### THE PROBLEM
Please write out the complete listing that follows, exactly as it reads.

**** PROVIDED RECORDS

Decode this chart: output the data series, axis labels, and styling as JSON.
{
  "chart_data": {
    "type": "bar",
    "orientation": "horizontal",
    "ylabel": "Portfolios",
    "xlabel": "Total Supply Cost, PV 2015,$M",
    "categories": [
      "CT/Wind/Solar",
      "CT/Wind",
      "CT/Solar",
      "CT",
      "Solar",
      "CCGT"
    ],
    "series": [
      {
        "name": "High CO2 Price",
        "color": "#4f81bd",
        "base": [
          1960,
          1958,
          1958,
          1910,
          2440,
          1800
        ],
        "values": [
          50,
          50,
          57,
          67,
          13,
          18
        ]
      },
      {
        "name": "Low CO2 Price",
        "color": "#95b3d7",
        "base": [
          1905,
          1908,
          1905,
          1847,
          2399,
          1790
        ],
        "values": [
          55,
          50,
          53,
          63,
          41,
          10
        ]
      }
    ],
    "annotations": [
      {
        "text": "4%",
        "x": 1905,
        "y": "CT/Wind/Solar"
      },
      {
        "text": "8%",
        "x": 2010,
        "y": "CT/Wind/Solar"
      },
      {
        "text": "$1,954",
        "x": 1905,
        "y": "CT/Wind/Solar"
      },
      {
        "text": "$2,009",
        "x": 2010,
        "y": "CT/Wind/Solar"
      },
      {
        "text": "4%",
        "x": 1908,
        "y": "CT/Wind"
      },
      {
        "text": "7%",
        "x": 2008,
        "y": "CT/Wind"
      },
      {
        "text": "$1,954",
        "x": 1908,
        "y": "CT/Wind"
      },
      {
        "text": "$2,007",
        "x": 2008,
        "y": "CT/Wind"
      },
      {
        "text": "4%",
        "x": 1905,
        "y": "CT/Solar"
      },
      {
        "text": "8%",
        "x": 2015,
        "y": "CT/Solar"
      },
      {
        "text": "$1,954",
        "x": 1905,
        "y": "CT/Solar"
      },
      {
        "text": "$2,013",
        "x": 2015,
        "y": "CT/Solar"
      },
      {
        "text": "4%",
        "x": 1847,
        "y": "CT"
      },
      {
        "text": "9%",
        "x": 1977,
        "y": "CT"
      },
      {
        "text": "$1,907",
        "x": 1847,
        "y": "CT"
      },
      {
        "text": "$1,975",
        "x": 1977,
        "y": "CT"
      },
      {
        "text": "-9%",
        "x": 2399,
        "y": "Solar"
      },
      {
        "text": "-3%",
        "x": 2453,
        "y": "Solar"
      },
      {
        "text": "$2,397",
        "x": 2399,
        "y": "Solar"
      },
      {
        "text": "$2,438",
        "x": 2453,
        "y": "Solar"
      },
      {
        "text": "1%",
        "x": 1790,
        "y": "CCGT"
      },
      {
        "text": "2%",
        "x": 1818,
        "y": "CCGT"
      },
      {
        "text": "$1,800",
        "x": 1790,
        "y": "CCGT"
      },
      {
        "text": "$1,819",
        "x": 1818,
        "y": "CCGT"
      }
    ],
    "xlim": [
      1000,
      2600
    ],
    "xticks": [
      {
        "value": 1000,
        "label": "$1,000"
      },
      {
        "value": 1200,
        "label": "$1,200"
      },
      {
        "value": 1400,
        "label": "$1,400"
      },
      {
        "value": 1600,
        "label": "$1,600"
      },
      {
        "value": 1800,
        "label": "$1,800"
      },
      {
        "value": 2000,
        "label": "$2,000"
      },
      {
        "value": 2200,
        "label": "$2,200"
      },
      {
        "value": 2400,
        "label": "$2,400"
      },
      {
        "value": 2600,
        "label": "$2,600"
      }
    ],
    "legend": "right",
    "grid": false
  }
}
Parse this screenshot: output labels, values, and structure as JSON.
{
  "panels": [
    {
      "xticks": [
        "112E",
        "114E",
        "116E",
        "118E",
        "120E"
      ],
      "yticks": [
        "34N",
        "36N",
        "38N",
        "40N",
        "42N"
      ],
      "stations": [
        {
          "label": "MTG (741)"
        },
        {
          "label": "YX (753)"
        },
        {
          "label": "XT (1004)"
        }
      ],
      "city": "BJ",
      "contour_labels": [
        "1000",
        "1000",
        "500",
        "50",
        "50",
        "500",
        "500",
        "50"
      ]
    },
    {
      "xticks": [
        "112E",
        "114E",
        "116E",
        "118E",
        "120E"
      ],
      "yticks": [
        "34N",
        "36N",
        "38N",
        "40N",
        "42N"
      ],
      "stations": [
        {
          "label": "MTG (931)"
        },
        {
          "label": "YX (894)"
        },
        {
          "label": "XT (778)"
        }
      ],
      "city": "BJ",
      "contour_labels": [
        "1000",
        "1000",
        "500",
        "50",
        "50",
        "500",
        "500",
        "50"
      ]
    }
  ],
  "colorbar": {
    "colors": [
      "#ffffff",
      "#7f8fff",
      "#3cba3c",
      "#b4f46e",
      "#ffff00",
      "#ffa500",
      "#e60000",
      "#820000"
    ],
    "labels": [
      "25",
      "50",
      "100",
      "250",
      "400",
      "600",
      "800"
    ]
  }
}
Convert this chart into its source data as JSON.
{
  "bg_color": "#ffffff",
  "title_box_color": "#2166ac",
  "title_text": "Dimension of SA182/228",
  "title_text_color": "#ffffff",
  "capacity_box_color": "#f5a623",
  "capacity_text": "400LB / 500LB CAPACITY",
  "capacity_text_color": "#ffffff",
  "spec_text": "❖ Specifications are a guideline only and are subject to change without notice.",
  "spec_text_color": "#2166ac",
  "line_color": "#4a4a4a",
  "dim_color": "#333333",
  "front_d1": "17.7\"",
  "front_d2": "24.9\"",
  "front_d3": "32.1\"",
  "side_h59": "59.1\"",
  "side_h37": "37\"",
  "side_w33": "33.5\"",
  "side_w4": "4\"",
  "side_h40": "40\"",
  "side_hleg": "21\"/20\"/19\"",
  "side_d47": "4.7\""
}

********

### RESPONSE
Decode this chart: output the data series, axis labels, and styling as JSON.
{
  "chart_data": {
    "type": "bar",
    "orientation": "horizontal",
    "ylabel": "Portfolios",
    "xlabel": "Total Supply Cost, PV 2015,$M",
    "categories": [
      "CT/Wind/Solar",
      "CT/Wind",
      "CT/Solar",
      "CT",
      "Solar",
      "CCGT"
    ],
    "series": [
      {
        "name": "High CO2 Price",
        "color": "#4f81bd",
        "base": [
          1960,
          1958,
          1958,
          1910,
          2440,
          1800
        ],
        "values": [
          50,
          50,
          57,
          67,
          13,
          18
        ]
      },
      {
        "name": "Low CO2 Price",
        "color": "#95b3d7",
        "base": [
          1905,
          1908,
          1905,
          1847,
          2399,
          1790
        ],
        "values": [
          55,
          50,
          53,
          63,
          41,
          10
        ]
      }
    ],
    "annotations": [
      {
        "text": "4%",
        "x": 1905,
        "y": "CT/Wind/Solar"
      },
      {
        "text": "8%",
        "x": 2010,
        "y": "CT/Wind/Solar"
      },
      {
        "text": "$1,954",
        "x": 1905,
        "y": "CT/Wind/Solar"
      },
      {
        "text": "$2,009",
        "x": 2010,
        "y": "CT/Wind/Solar"
      },
      {
        "text": "4%",
        "x": 1908,
        "y": "CT/Wind"
      },
      {
        "text": "7%",
        "x": 2008,
        "y": "CT/Wind"
      },
      {
        "text": "$1,954",
        "x": 1908,
        "y": "CT/Wind"
      },
      {
        "text": "$2,007",
        "x": 2008,
        "y": "CT/Wind"
      },
      {
        "text": "4%",
        "x": 1905,
        "y": "CT/Solar"
      },
      {
        "text": "8%",
        "x": 2015,
        "y": "CT/Solar"
      },
      {
        "text": "$1,954",
        "x": 1905,
        "y": "CT/Solar"
      },
      {
        "text": "$2,013",
        "x": 2015,
        "y": "CT/Solar"
      },
      {
        "text": "4%",
        "x": 1847,
        "y": "CT"
      },
      {
        "text": "9%",
        "x": 1977,
        "y": "CT"
      },
      {
        "text": "$1,907",
        "x": 1847,
        "y": "CT"
      },
      {
        "text": "$1,975",
        "x": 1977,
        "y": "CT"
      },
      {
        "text": "-9%",
        "x": 2399,
        "y": "Solar"
      },
      {
        "text": "-3%",
        "x": 2453,
        "y": "Solar"
      },
      {
        "text": "$2,397",
        "x": 2399,
        "y": "Solar"
      },
      {
        "text": "$2,438",
        "x": 2453,
        "y": "Solar"
      },
      {
        "text": "1%",
        "x": 1790,
        "y": "CCGT"
      },
      {
        "text": "2%",
        "x": 1818,
        "y": "CCGT"
      },
      {
        "text": "$1,800",
        "x": 1790,
        "y": "CCGT"
      },
      {
        "text": "$1,819",
        "x": 1818,
        "y": "CCGT"
      }
    ],
    "xlim": [
      1000,
      2600
    ],
    "xticks": [
      {
        "value": 1000,
        "label": "$1,000"
      },
      {
        "value": 1200,
        "label": "$1,200"
      },
      {
        "value": 1400,
        "label": "$1,400"
      },
      {
        "value": 1600,
        "label": "$1,600"
      },
      {
        "value": 1800,
        "label": "$1,800"
      },
      {
        "value": 2000,
        "label": "$2,000"
      },
      {
        "value": 2200,
        "label": "$2,200"
      },
      {
        "value": 2400,
        "label": "$2,400"
      },
      {
        "value": 2600,
        "label": "$2,600"
      }
    ],
    "legend": "right",
    "grid": false
  }
}
Parse this screenshot: output labels, values, and structure as JSON.
{
  "panels": [
    {
      "xticks": [
        "112E",
        "114E",
        "116E",
        "118E",
        "120E"
      ],
      "yticks": [
        "34N",
        "36N",
        "38N",
        "40N",
        "42N"
      ],
      "stations": [
        {
          "label": "MTG (741)"
        },
        {
          "label": "YX (753)"
        },
        {
          "label": "XT (1004)"
        }
      ],
      "city": "BJ",
      "contour_labels": [
        "1000",
        "1000",
        "500",
        "50",
        "50",
        "500",
        "500",
        "50"
      ]
    },
    {
      "xticks": [
        "112E",
        "114E",
        "116E",
        "118E",
        "120E"
      ],
      "yticks": [
        "34N",
        "36N",
        "38N",
        "40N",
        "42N"
      ],
      "stations": [
        {
          "label": "MTG (931)"
        },
        {
          "label": "YX (894)"
        },
        {
          "label": "XT (778)"
        }
      ],
      "city": "BJ",
      "contour_labels": [
        "1000",
        "1000",
        "500",
        "50",
        "50",
        "500",
        "500",
        "50"
      ]
    }
  ],
  "colorbar": {
    "colors": [
      "#ffffff",
      "#7f8fff",
      "#3cba3c",
      "#b4f46e",
      "#ffff00",
      "#ffa500",
      "#e60000",
      "#820000"
    ],
    "labels": [
      "25",
      "50",
      "100",
      "250",
      "400",
      "600",
      "800"
    ]
  }
}
Convert this chart into its source data as JSON.
{
  "bg_color": "#ffffff",
  "title_box_color": "#2166ac",
  "title_text": "Dimension of SA182/228",
  "title_text_color": "#ffffff",
  "capacity_box_color": "#f5a623",
  "capacity_text": "400LB / 500LB CAPACITY",
  "capacity_text_color": "#ffffff",
  "spec_text": "❖ Specifications are a guideline only and are subject to change without notice.",
  "spec_text_color": "#2166ac",
  "line_color": "#4a4a4a",
  "dim_color": "#333333",
  "front_d1": "17.7\"",
  "front_d2": "24.9\"",
  "front_d3": "32.1\"",
  "side_h59": "59.1\"",
  "side_h37": "37\"",
  "side_w33": "33.5\"",
  "side_w4": "4\"",
  "side_h40": "40\"",
  "side_hleg": "21\"/20\"/19\"",
  "side_d47": "4.7\""
}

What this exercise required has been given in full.